-- START GIVEN RECORDS --

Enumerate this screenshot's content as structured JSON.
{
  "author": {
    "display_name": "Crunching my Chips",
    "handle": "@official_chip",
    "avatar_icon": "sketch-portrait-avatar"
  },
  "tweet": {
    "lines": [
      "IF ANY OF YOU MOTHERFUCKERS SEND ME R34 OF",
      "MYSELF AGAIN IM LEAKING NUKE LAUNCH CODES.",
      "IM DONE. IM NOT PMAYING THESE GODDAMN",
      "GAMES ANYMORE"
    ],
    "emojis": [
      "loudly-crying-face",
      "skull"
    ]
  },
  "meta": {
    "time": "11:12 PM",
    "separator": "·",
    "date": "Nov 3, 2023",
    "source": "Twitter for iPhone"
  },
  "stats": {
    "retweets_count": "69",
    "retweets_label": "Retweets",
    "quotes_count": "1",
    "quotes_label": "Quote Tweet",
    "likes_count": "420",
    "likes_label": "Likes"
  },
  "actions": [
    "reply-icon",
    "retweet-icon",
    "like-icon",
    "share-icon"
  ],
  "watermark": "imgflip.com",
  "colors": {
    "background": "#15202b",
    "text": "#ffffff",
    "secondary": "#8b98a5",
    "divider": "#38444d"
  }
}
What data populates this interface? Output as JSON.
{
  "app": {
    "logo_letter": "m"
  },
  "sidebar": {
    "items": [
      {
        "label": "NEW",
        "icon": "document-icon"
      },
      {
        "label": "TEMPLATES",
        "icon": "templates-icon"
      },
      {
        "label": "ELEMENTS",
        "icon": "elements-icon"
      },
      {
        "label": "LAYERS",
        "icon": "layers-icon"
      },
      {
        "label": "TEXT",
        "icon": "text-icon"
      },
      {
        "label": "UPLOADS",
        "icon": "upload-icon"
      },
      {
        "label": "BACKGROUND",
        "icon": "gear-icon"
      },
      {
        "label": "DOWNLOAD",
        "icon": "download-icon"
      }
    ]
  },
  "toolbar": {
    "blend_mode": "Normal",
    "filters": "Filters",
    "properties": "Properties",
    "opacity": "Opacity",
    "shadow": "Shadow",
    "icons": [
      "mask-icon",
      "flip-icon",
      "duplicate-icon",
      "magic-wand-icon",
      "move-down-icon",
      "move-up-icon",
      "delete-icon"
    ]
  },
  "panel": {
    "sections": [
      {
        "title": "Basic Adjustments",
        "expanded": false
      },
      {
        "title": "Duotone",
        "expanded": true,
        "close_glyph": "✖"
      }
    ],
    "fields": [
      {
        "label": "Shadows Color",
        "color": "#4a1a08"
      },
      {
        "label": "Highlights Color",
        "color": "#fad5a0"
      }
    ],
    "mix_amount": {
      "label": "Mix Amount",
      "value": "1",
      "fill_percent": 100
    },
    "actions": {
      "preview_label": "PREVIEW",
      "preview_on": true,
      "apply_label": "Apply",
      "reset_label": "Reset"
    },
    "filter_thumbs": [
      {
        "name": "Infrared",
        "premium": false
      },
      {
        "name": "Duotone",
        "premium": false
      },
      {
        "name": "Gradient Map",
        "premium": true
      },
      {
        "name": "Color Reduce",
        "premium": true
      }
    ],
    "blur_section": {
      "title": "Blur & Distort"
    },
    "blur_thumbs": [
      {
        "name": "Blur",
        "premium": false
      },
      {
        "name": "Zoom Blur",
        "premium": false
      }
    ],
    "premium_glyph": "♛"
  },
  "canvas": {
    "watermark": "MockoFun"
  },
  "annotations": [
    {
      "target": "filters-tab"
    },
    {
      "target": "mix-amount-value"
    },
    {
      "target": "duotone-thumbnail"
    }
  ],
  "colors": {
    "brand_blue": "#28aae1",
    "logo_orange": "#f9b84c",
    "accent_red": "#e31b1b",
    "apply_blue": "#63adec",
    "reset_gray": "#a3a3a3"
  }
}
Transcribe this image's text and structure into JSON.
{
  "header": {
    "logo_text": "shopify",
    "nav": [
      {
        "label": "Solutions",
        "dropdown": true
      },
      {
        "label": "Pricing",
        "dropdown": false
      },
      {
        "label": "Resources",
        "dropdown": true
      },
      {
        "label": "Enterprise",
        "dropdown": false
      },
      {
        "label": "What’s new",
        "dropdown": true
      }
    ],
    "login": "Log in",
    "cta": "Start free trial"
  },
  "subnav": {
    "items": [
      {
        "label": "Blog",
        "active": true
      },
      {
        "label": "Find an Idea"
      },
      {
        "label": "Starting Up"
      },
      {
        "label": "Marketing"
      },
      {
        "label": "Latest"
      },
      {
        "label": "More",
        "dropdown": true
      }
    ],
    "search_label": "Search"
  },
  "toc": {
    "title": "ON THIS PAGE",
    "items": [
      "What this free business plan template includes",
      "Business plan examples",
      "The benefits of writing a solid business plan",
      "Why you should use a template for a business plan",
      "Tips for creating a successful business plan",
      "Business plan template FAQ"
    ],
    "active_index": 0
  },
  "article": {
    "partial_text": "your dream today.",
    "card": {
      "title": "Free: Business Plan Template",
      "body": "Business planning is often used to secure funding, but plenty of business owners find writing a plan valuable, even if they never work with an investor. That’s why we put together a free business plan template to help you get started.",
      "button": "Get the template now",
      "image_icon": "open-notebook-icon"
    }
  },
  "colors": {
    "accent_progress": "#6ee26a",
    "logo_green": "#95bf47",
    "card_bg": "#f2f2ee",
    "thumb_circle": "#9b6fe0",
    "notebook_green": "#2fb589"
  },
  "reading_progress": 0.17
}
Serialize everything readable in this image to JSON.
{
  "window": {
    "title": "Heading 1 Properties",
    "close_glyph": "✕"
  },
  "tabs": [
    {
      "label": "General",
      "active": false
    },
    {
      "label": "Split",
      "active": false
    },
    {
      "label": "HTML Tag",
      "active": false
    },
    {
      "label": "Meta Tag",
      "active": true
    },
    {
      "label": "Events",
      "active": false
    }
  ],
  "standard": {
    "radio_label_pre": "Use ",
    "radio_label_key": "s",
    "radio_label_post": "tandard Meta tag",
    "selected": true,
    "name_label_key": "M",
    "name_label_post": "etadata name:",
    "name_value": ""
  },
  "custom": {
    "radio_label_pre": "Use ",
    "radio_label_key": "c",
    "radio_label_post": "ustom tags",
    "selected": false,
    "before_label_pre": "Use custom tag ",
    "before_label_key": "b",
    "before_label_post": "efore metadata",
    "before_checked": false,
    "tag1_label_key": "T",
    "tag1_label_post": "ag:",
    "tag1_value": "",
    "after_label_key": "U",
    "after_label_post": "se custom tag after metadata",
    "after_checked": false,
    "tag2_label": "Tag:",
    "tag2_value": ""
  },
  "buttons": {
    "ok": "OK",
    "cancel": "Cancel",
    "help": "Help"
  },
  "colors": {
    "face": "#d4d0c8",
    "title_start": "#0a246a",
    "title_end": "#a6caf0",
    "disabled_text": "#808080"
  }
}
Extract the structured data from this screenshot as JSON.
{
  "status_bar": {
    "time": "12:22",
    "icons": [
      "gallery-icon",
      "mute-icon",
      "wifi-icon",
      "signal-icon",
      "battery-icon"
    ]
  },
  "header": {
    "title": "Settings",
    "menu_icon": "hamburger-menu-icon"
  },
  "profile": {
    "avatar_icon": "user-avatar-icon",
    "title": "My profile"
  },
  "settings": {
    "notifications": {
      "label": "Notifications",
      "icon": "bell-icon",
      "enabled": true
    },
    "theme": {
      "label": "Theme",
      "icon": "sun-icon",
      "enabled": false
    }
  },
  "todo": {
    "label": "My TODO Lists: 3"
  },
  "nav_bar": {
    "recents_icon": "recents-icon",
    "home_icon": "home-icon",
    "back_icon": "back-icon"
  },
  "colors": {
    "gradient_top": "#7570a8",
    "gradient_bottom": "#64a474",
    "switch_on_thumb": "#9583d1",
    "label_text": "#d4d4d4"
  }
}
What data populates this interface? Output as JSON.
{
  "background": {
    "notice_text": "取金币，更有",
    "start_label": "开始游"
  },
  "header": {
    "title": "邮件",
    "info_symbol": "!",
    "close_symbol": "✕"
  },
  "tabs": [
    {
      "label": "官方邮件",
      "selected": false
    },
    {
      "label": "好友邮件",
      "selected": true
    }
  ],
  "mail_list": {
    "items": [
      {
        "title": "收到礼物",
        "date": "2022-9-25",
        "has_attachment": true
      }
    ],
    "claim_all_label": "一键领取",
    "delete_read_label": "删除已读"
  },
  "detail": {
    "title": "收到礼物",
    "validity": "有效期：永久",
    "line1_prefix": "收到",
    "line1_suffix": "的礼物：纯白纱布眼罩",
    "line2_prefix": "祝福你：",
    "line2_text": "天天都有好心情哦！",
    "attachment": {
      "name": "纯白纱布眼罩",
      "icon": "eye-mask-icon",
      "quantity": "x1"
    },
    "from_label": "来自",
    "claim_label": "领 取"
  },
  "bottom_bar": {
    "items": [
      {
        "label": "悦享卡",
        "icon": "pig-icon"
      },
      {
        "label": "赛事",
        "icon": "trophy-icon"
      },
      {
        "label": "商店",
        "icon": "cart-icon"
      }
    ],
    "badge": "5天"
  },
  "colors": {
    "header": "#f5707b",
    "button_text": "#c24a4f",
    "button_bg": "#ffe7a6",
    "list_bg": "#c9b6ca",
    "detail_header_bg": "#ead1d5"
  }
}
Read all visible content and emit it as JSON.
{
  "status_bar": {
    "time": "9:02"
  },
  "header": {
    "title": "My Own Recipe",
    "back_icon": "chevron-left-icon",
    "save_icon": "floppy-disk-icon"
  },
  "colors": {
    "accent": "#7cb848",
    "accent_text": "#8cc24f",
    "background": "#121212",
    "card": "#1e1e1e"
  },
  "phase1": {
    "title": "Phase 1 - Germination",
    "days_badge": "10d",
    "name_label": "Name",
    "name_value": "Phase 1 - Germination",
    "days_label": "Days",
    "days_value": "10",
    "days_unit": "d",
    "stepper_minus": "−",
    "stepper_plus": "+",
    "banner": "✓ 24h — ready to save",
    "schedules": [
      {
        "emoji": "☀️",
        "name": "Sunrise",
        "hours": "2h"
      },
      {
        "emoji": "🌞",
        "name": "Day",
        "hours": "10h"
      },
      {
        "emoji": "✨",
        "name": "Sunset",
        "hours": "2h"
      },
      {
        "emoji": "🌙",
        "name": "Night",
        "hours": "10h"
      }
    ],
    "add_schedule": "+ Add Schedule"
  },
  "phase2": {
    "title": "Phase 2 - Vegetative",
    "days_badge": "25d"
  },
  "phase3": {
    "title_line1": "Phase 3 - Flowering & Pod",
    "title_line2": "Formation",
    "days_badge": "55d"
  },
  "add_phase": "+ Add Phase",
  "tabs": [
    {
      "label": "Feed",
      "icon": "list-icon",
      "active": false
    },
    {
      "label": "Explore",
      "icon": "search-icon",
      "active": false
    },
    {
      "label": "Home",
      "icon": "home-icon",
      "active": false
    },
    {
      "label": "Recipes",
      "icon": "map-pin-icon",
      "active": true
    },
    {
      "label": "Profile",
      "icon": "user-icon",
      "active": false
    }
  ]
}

-- END GIVEN RECORDS --

• **EXERCISE REQUIREMENTS**:
Ascertain the number of lines in the entries that include the word "avatar", and report only that number.

• **EXPECTED ANSWER**:
2